--- Begin Data shown ---
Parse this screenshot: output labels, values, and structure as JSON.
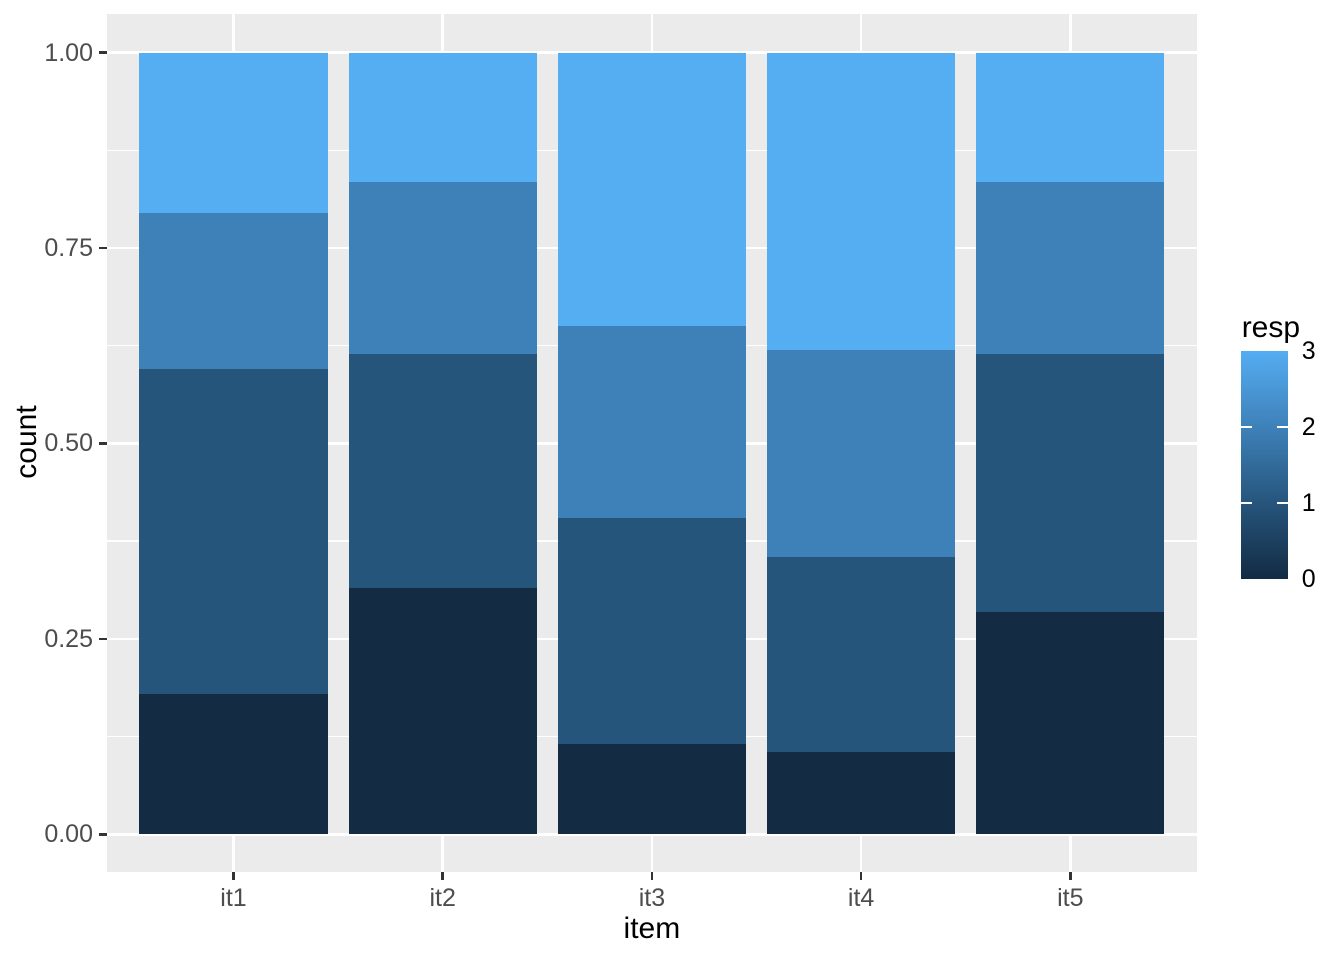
{
  "figure": {
    "background": "#FFFFFF",
    "panel_background": "#EBEBEB",
    "gridline_color": "#FFFFFF",
    "tick_mark_color": "#333333",
    "axis_text_color": "#4D4D4D",
    "axis_title_color": "#000000"
  },
  "chart_data": {
    "type": "bar",
    "stacked": true,
    "position": "fill",
    "title": "",
    "xlabel": "item",
    "ylabel": "count",
    "categories": [
      "it1",
      "it2",
      "it3",
      "it4",
      "it5"
    ],
    "series": [
      {
        "name": "0",
        "color": "#132B43",
        "values": [
          0.18,
          0.315,
          0.115,
          0.105,
          0.285
        ]
      },
      {
        "name": "1",
        "color": "#26557C",
        "values": [
          0.415,
          0.3,
          0.29,
          0.25,
          0.33
        ]
      },
      {
        "name": "2",
        "color": "#3E81B9",
        "values": [
          0.2,
          0.22,
          0.245,
          0.265,
          0.22
        ]
      },
      {
        "name": "3",
        "color": "#55ADF2",
        "values": [
          0.205,
          0.165,
          0.35,
          0.38,
          0.165
        ]
      }
    ],
    "ylim": [
      0,
      1
    ],
    "y_axis": {
      "ticks": [
        {
          "value": 1.0,
          "label": "1.00"
        },
        {
          "value": 0.75,
          "label": "0.75"
        },
        {
          "value": 0.5,
          "label": "0.50"
        },
        {
          "value": 0.25,
          "label": "0.25"
        },
        {
          "value": 0.0,
          "label": "0.00"
        }
      ],
      "minor": [
        0.875,
        0.625,
        0.375,
        0.125
      ]
    },
    "grid": "on",
    "legend": {
      "title": "resp",
      "type": "colorbar",
      "position": "right",
      "value_range": [
        0,
        3
      ],
      "tick_values": [
        2,
        1
      ],
      "entries": [
        {
          "value": 3,
          "label": "3",
          "color": "#55ADF2"
        },
        {
          "value": 2,
          "label": "2",
          "color": "#3E81B9"
        },
        {
          "value": 1,
          "label": "1",
          "color": "#26557C"
        },
        {
          "value": 0,
          "label": "0",
          "color": "#132B43"
        }
      ]
    }
  }
}
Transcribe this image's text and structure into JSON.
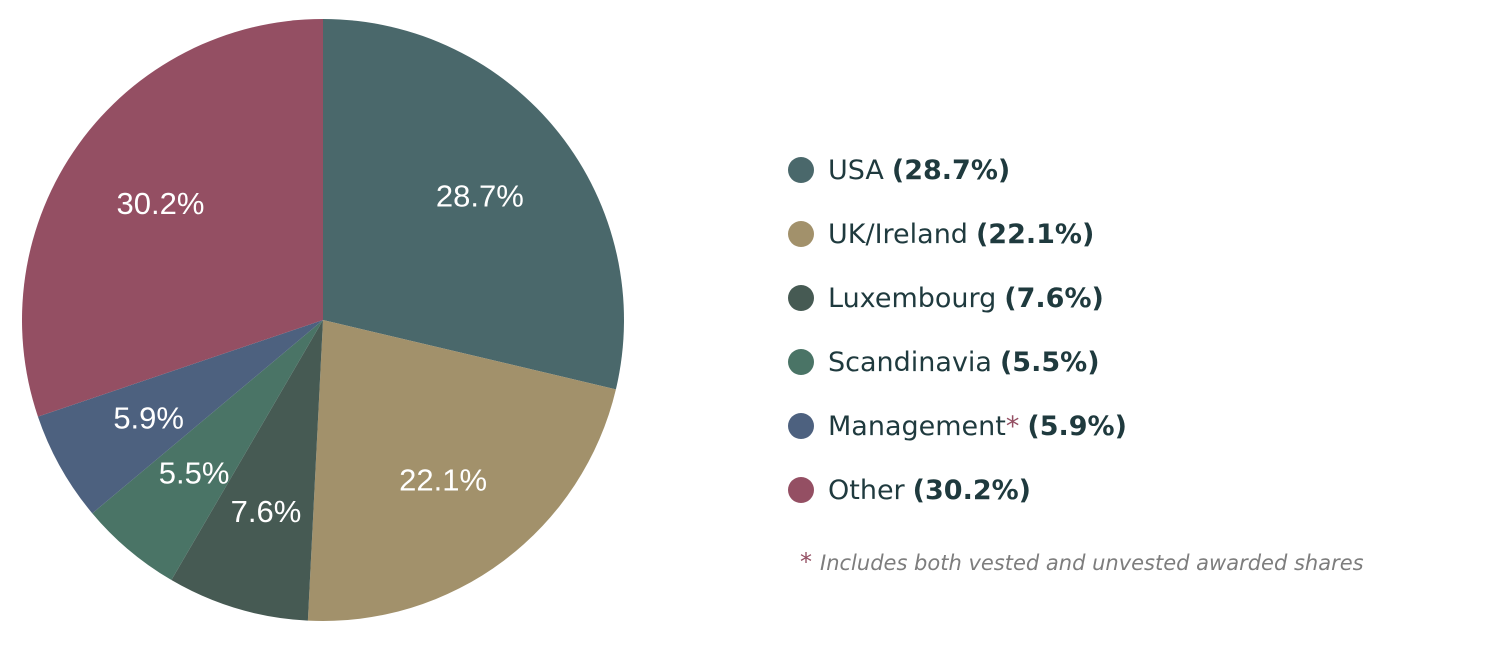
{
  "chart_data": {
    "type": "pie",
    "start_angle_deg": 0,
    "direction": "clockwise",
    "slices": [
      {
        "name": "USA",
        "value": 28.7,
        "label": "28.7%",
        "color": "#4a686b"
      },
      {
        "name": "UK/Ireland",
        "value": 22.1,
        "label": "22.1%",
        "color": "#a2916b"
      },
      {
        "name": "Luxembourg",
        "value": 7.6,
        "label": "7.6%",
        "color": "#465a53"
      },
      {
        "name": "Scandinavia",
        "value": 5.5,
        "label": "5.5%",
        "color": "#4a7466"
      },
      {
        "name": "Management",
        "value": 5.9,
        "label": "5.9%",
        "color": "#4d617f"
      },
      {
        "name": "Other",
        "value": 30.2,
        "label": "30.2%",
        "color": "#944f63"
      }
    ]
  },
  "legend": {
    "items": [
      {
        "name": "USA",
        "pct": "(28.7%)",
        "asterisk": ""
      },
      {
        "name": "UK/Ireland",
        "pct": "(22.1%)",
        "asterisk": ""
      },
      {
        "name": "Luxembourg",
        "pct": "(7.6%)",
        "asterisk": ""
      },
      {
        "name": "Scandinavia",
        "pct": "(5.5%)",
        "asterisk": ""
      },
      {
        "name": "Management",
        "pct": "(5.9%)",
        "asterisk": "*"
      },
      {
        "name": "Other",
        "pct": "(30.2%)",
        "asterisk": ""
      }
    ]
  },
  "footnote": {
    "marker": "*",
    "text": "Includes both vested and unvested awarded shares"
  }
}
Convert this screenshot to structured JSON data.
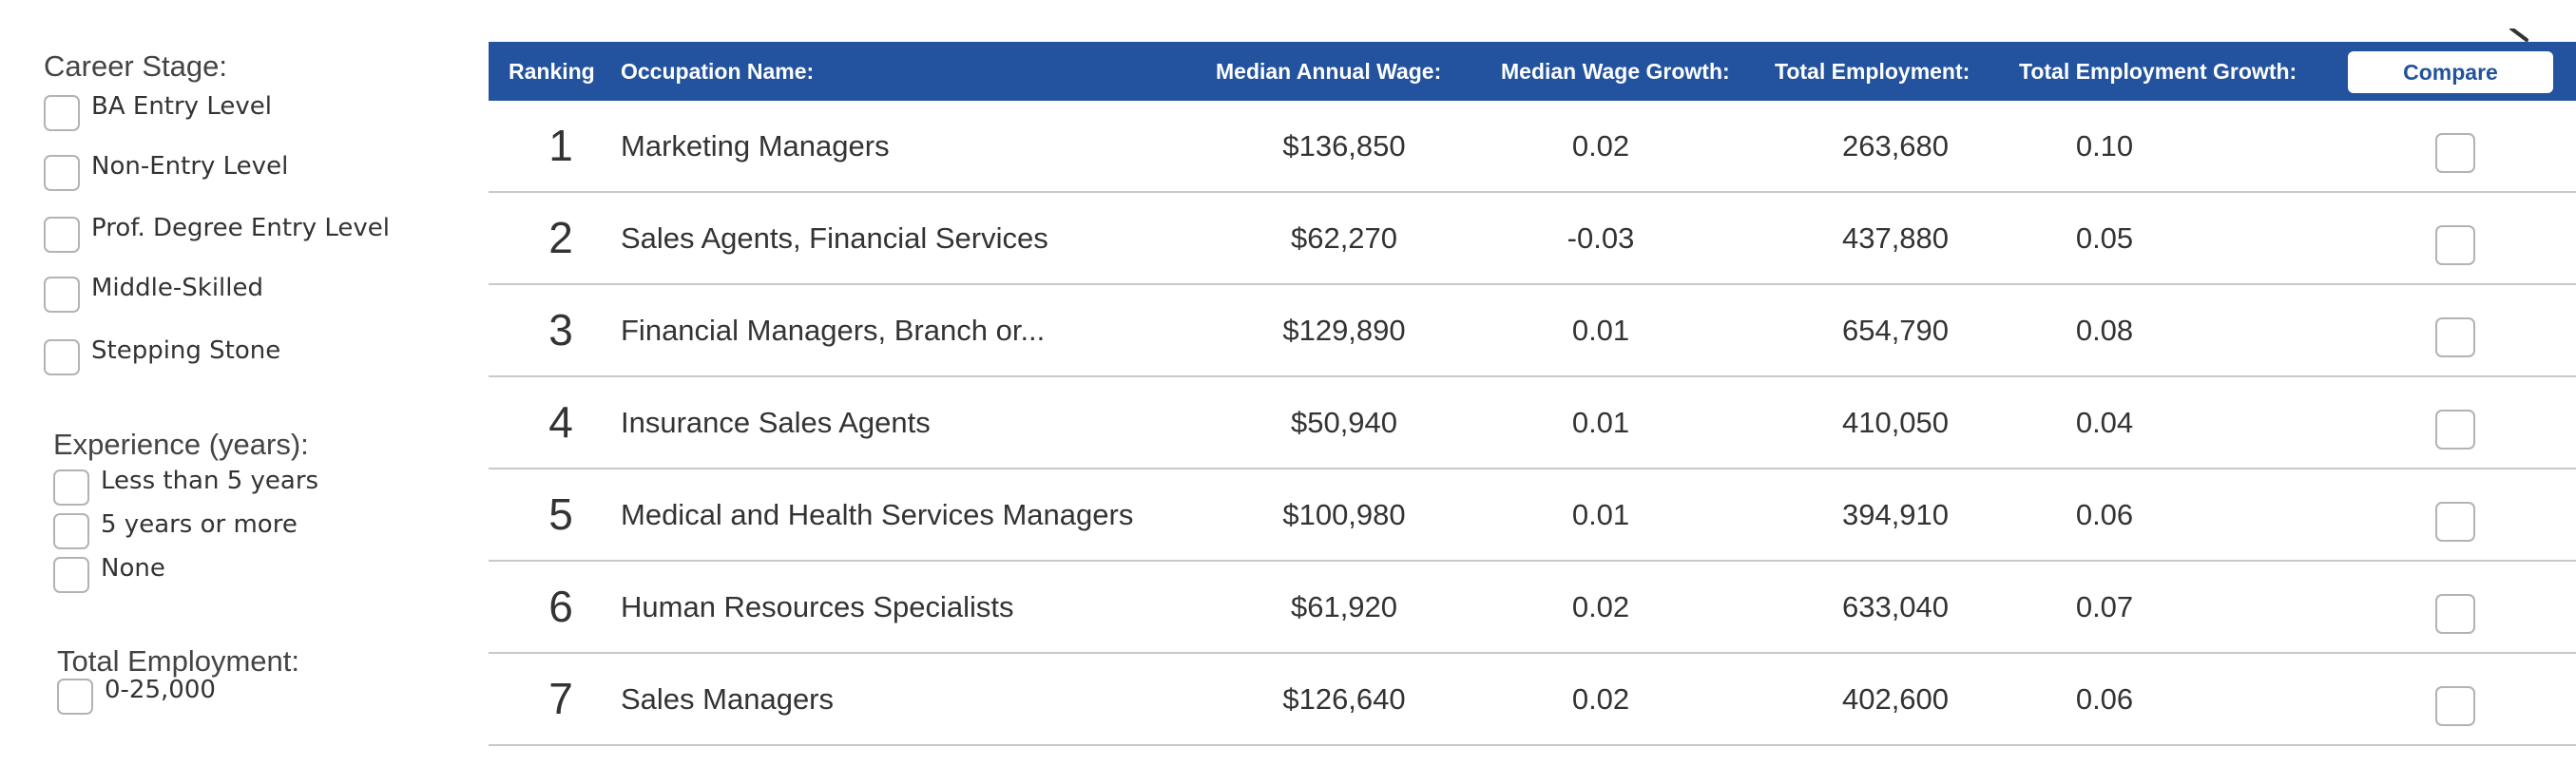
{
  "filters": {
    "career_stage": {
      "heading": "Career Stage:",
      "options": [
        {
          "label": "BA Entry Level",
          "checked": false
        },
        {
          "label": "Non-Entry Level",
          "checked": false
        },
        {
          "label": "Prof. Degree Entry Level",
          "checked": false
        },
        {
          "label": "Middle-Skilled",
          "checked": false
        },
        {
          "label": "Stepping Stone",
          "checked": false
        }
      ]
    },
    "experience": {
      "heading": "Experience (years):",
      "options": [
        {
          "label": "Less than 5 years",
          "checked": false
        },
        {
          "label": "5 years or more",
          "checked": false
        },
        {
          "label": "None",
          "checked": false
        }
      ]
    },
    "total_employment": {
      "heading": "Total Employment:",
      "options": [
        {
          "label": "0-25,000",
          "checked": false
        }
      ]
    }
  },
  "table": {
    "header_color": "#23539e",
    "columns": {
      "ranking": "Ranking",
      "occupation": "Occupation Name:",
      "wage": "Median Annual Wage:",
      "wage_growth": "Median Wage Growth:",
      "employment": "Total Employment:",
      "employment_growth": "Total Employment Growth:"
    },
    "compare_label": "Compare",
    "rows": [
      {
        "rank": "1",
        "occupation": "Marketing Managers",
        "wage": "$136,850",
        "wage_growth": "0.02",
        "employment": "263,680",
        "employment_growth": "0.10"
      },
      {
        "rank": "2",
        "occupation": "Sales Agents, Financial Services",
        "wage": "$62,270",
        "wage_growth": "-0.03",
        "employment": "437,880",
        "employment_growth": "0.05"
      },
      {
        "rank": "3",
        "occupation": "Financial Managers, Branch or...",
        "wage": "$129,890",
        "wage_growth": "0.01",
        "employment": "654,790",
        "employment_growth": "0.08"
      },
      {
        "rank": "4",
        "occupation": "Insurance Sales Agents",
        "wage": "$50,940",
        "wage_growth": "0.01",
        "employment": "410,050",
        "employment_growth": "0.04"
      },
      {
        "rank": "5",
        "occupation": "Medical and Health Services Managers",
        "wage": "$100,980",
        "wage_growth": "0.01",
        "employment": "394,910",
        "employment_growth": "0.06"
      },
      {
        "rank": "6",
        "occupation": "Human Resources Specialists",
        "wage": "$61,920",
        "wage_growth": "0.02",
        "employment": "633,040",
        "employment_growth": "0.07"
      },
      {
        "rank": "7",
        "occupation": "Sales Managers",
        "wage": "$126,640",
        "wage_growth": "0.02",
        "employment": "402,600",
        "employment_growth": "0.06"
      }
    ]
  }
}
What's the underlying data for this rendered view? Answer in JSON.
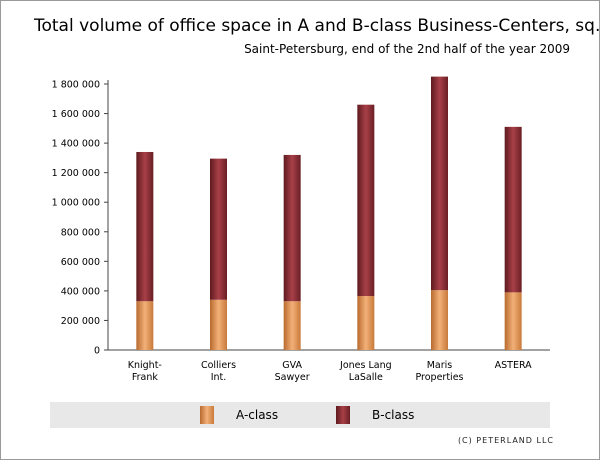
{
  "chart_data": {
    "type": "bar",
    "stacked": true,
    "title": "Total volume of office space in A and B-class Business-Centers, sq. m.",
    "subtitle": "Saint-Petersburg, end of the 2nd half of the year 2009",
    "categories": [
      [
        "Knight-",
        "Frank"
      ],
      [
        "Colliers",
        "Int."
      ],
      [
        "GVA",
        "Sawyer"
      ],
      [
        "Jones Lang",
        "LaSalle"
      ],
      [
        "Maris",
        "Properties"
      ],
      [
        "ASTERA"
      ]
    ],
    "series": [
      {
        "name": "A-class",
        "color": "#e39a5c",
        "values": [
          330000,
          340000,
          330000,
          365000,
          405000,
          390000
        ]
      },
      {
        "name": "B-class",
        "color": "#8c2a30",
        "values": [
          1010000,
          955000,
          990000,
          1295000,
          1445000,
          1120000
        ]
      }
    ],
    "ylim": [
      0,
      1800000
    ],
    "yticks": [
      "0",
      "200 000",
      "400 000",
      "600 000",
      "800 000",
      "1 000 000",
      "1 200 000",
      "1 400 000",
      "1 600 000",
      "1 800 000"
    ],
    "ytick_values": [
      0,
      200000,
      400000,
      600000,
      800000,
      1000000,
      1200000,
      1400000,
      1600000,
      1800000
    ],
    "grid": false,
    "legend_position": "bottom"
  },
  "copyright": "(C) PETERLAND LLC"
}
--- End Data shown ---
What to work on – Print each record exactly as it stands, leaving the images out.

Complete response –
Parse this screenshot: output labels, values, and structure as JSON.
{
  "figure": {
    "background": "#FFFFFF",
    "panel_background": "#EBEBEB",
    "gridline_color": "#FFFFFF",
    "tick_mark_color": "#333333",
    "axis_text_color": "#4D4D4D",
    "axis_title_color": "#000000"
  },
  "chart_data": {
    "type": "bar",
    "stacked": true,
    "position": "fill",
    "title": "",
    "xlabel": "item",
    "ylabel": "count",
    "categories": [
      "it1",
      "it2",
      "it3",
      "it4",
      "it5"
    ],
    "series": [
      {
        "name": "0",
        "color": "#132B43",
        "values": [
          0.18,
          0.315,
          0.115,
          0.105,
          0.285
        ]
      },
      {
        "name": "1",
        "color": "#26557C",
        "values": [
          0.415,
          0.3,
          0.29,
          0.25,
          0.33
        ]
      },
      {
        "name": "2",
        "color": "#3E81B9",
        "values": [
          0.2,
          0.22,
          0.245,
          0.265,
          0.22
        ]
      },
      {
        "name": "3",
        "color": "#55ADF2",
        "values": [
          0.205,
          0.165,
          0.35,
          0.38,
          0.165
        ]
      }
    ],
    "ylim": [
      0,
      1
    ],
    "y_axis": {
      "ticks": [
        {
          "value": 1.0,
          "label": "1.00"
        },
        {
          "value": 0.75,
          "label": "0.75"
        },
        {
          "value": 0.5,
          "label": "0.50"
        },
        {
          "value": 0.25,
          "label": "0.25"
        },
        {
          "value": 0.0,
          "label": "0.00"
        }
      ],
      "minor": [
        0.875,
        0.625,
        0.375,
        0.125
      ]
    },
    "grid": "on",
    "legend": {
      "title": "resp",
      "type": "colorbar",
      "position": "right",
      "value_range": [
        0,
        3
      ],
      "tick_values": [
        2,
        1
      ],
      "entries": [
        {
          "value": 3,
          "label": "3",
          "color": "#55ADF2"
        },
        {
          "value": 2,
          "label": "2",
          "color": "#3E81B9"
        },
        {
          "value": 1,
          "label": "1",
          "color": "#26557C"
        },
        {
          "value": 0,
          "label": "0",
          "color": "#132B43"
        }
      ]
    }
  }
}
Transcribe this image's text and structure into JSON.
{
  "chart_data": {
    "type": "pie",
    "start_angle_deg": 0,
    "direction": "clockwise",
    "slices": [
      {
        "name": "USA",
        "value": 28.7,
        "label": "28.7%",
        "color": "#4a686b"
      },
      {
        "name": "UK/Ireland",
        "value": 22.1,
        "label": "22.1%",
        "color": "#a2916b"
      },
      {
        "name": "Luxembourg",
        "value": 7.6,
        "label": "7.6%",
        "color": "#465a53"
      },
      {
        "name": "Scandinavia",
        "value": 5.5,
        "label": "5.5%",
        "color": "#4a7466"
      },
      {
        "name": "Management",
        "value": 5.9,
        "label": "5.9%",
        "color": "#4d617f"
      },
      {
        "name": "Other",
        "value": 30.2,
        "label": "30.2%",
        "color": "#944f63"
      }
    ]
  },
  "legend": {
    "items": [
      {
        "name": "USA",
        "pct": "(28.7%)",
        "asterisk": ""
      },
      {
        "name": "UK/Ireland",
        "pct": "(22.1%)",
        "asterisk": ""
      },
      {
        "name": "Luxembourg",
        "pct": "(7.6%)",
        "asterisk": ""
      },
      {
        "name": "Scandinavia",
        "pct": "(5.5%)",
        "asterisk": ""
      },
      {
        "name": "Management",
        "pct": "(5.9%)",
        "asterisk": "*"
      },
      {
        "name": "Other",
        "pct": "(30.2%)",
        "asterisk": ""
      }
    ]
  },
  "footnote": {
    "marker": "*",
    "text": "Includes both vested and unvested awarded shares"
  }
}
Convert this screenshot to structured JSON data.
{
  "filters": {
    "career_stage": {
      "heading": "Career Stage:",
      "options": [
        {
          "label": "BA Entry Level",
          "checked": false
        },
        {
          "label": "Non-Entry Level",
          "checked": false
        },
        {
          "label": "Prof. Degree Entry Level",
          "checked": false
        },
        {
          "label": "Middle-Skilled",
          "checked": false
        },
        {
          "label": "Stepping Stone",
          "checked": false
        }
      ]
    },
    "experience": {
      "heading": "Experience (years):",
      "options": [
        {
          "label": "Less than 5 years",
          "checked": false
        },
        {
          "label": "5 years or more",
          "checked": false
        },
        {
          "label": "None",
          "checked": false
        }
      ]
    },
    "total_employment": {
      "heading": "Total Employment:",
      "options": [
        {
          "label": "0-25,000",
          "checked": false
        }
      ]
    }
  },
  "table": {
    "header_color": "#23539e",
    "columns": {
      "ranking": "Ranking",
      "occupation": "Occupation Name:",
      "wage": "Median Annual Wage:",
      "wage_growth": "Median Wage Growth:",
      "employment": "Total Employment:",
      "employment_growth": "Total Employment Growth:"
    },
    "compare_label": "Compare",
    "rows": [
      {
        "rank": "1",
        "occupation": "Marketing Managers",
        "wage": "$136,850",
        "wage_growth": "0.02",
        "employment": "263,680",
        "employment_growth": "0.10"
      },
      {
        "rank": "2",
        "occupation": "Sales Agents, Financial Services",
        "wage": "$62,270",
        "wage_growth": "-0.03",
        "employment": "437,880",
        "employment_growth": "0.05"
      },
      {
        "rank": "3",
        "occupation": "Financial Managers, Branch or...",
        "wage": "$129,890",
        "wage_growth": "0.01",
        "employment": "654,790",
        "employment_growth": "0.08"
      },
      {
        "rank": "4",
        "occupation": "Insurance Sales Agents",
        "wage": "$50,940",
        "wage_growth": "0.01",
        "employment": "410,050",
        "employment_growth": "0.04"
      },
      {
        "rank": "5",
        "occupation": "Medical and Health Services Managers",
        "wage": "$100,980",
        "wage_growth": "0.01",
        "employment": "394,910",
        "employment_growth": "0.06"
      },
      {
        "rank": "6",
        "occupation": "Human Resources Specialists",
        "wage": "$61,920",
        "wage_growth": "0.02",
        "employment": "633,040",
        "employment_growth": "0.07"
      },
      {
        "rank": "7",
        "occupation": "Sales Managers",
        "wage": "$126,640",
        "wage_growth": "0.02",
        "employment": "402,600",
        "employment_growth": "0.06"
      }
    ]
  }
}
What's the underlying data for this rendered view? Answer in JSON.
{
  "chart_data": {
    "type": "bar",
    "stacked": true,
    "title": "Total volume of office space in A and B-class Business-Centers, sq. m.",
    "subtitle": "Saint-Petersburg, end of the 2nd half of the year 2009",
    "categories": [
      [
        "Knight-",
        "Frank"
      ],
      [
        "Colliers",
        "Int."
      ],
      [
        "GVA",
        "Sawyer"
      ],
      [
        "Jones Lang",
        "LaSalle"
      ],
      [
        "Maris",
        "Properties"
      ],
      [
        "ASTERA"
      ]
    ],
    "series": [
      {
        "name": "A-class",
        "color": "#e39a5c",
        "values": [
          330000,
          340000,
          330000,
          365000,
          405000,
          390000
        ]
      },
      {
        "name": "B-class",
        "color": "#8c2a30",
        "values": [
          1010000,
          955000,
          990000,
          1295000,
          1445000,
          1120000
        ]
      }
    ],
    "ylim": [
      0,
      1800000
    ],
    "yticks": [
      "0",
      "200 000",
      "400 000",
      "600 000",
      "800 000",
      "1 000 000",
      "1 200 000",
      "1 400 000",
      "1 600 000",
      "1 800 000"
    ],
    "ytick_values": [
      0,
      200000,
      400000,
      600000,
      800000,
      1000000,
      1200000,
      1400000,
      1600000,
      1800000
    ],
    "grid": false,
    "legend_position": "bottom"
  },
  "copyright": "(C) PETERLAND LLC"
}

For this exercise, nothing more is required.